══ INPUT DATA ══
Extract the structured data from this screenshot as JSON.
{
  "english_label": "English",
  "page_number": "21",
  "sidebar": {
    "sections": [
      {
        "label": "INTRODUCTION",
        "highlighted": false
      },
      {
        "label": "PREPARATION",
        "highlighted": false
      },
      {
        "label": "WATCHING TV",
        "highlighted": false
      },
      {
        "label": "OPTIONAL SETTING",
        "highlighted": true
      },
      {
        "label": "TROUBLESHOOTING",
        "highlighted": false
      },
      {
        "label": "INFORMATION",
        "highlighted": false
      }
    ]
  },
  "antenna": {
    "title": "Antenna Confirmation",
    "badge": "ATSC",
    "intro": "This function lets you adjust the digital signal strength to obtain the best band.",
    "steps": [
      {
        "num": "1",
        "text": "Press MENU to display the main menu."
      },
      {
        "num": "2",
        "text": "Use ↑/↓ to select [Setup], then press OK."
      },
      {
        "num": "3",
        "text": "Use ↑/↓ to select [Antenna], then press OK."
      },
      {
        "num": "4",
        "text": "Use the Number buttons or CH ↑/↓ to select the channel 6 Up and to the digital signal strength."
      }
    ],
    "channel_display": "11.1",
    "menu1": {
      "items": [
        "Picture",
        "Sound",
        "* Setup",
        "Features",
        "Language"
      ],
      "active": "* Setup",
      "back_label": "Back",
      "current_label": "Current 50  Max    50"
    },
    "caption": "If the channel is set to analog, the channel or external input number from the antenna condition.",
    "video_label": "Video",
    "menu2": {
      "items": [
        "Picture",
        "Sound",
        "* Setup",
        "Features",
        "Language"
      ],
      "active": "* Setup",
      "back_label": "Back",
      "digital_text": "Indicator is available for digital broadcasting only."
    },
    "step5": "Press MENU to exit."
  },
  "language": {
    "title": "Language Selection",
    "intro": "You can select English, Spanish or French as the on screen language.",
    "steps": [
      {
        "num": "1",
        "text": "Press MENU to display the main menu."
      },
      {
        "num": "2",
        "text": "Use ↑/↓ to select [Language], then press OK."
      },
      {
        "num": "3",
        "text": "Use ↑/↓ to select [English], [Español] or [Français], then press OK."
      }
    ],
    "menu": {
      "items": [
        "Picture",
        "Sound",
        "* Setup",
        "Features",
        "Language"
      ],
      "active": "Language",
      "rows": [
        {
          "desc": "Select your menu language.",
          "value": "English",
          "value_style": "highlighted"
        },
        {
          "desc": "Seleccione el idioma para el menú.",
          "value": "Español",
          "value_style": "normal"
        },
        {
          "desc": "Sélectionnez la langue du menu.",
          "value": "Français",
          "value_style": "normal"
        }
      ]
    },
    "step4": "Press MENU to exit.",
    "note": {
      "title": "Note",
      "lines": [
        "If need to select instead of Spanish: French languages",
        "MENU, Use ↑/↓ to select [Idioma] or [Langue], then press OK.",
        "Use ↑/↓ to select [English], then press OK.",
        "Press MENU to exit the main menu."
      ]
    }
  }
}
═══
# WRITTEN PROBLEM
Report only how many lines in the listing contain the string "signal".

# SOLUTION TO THE PROBLEM
2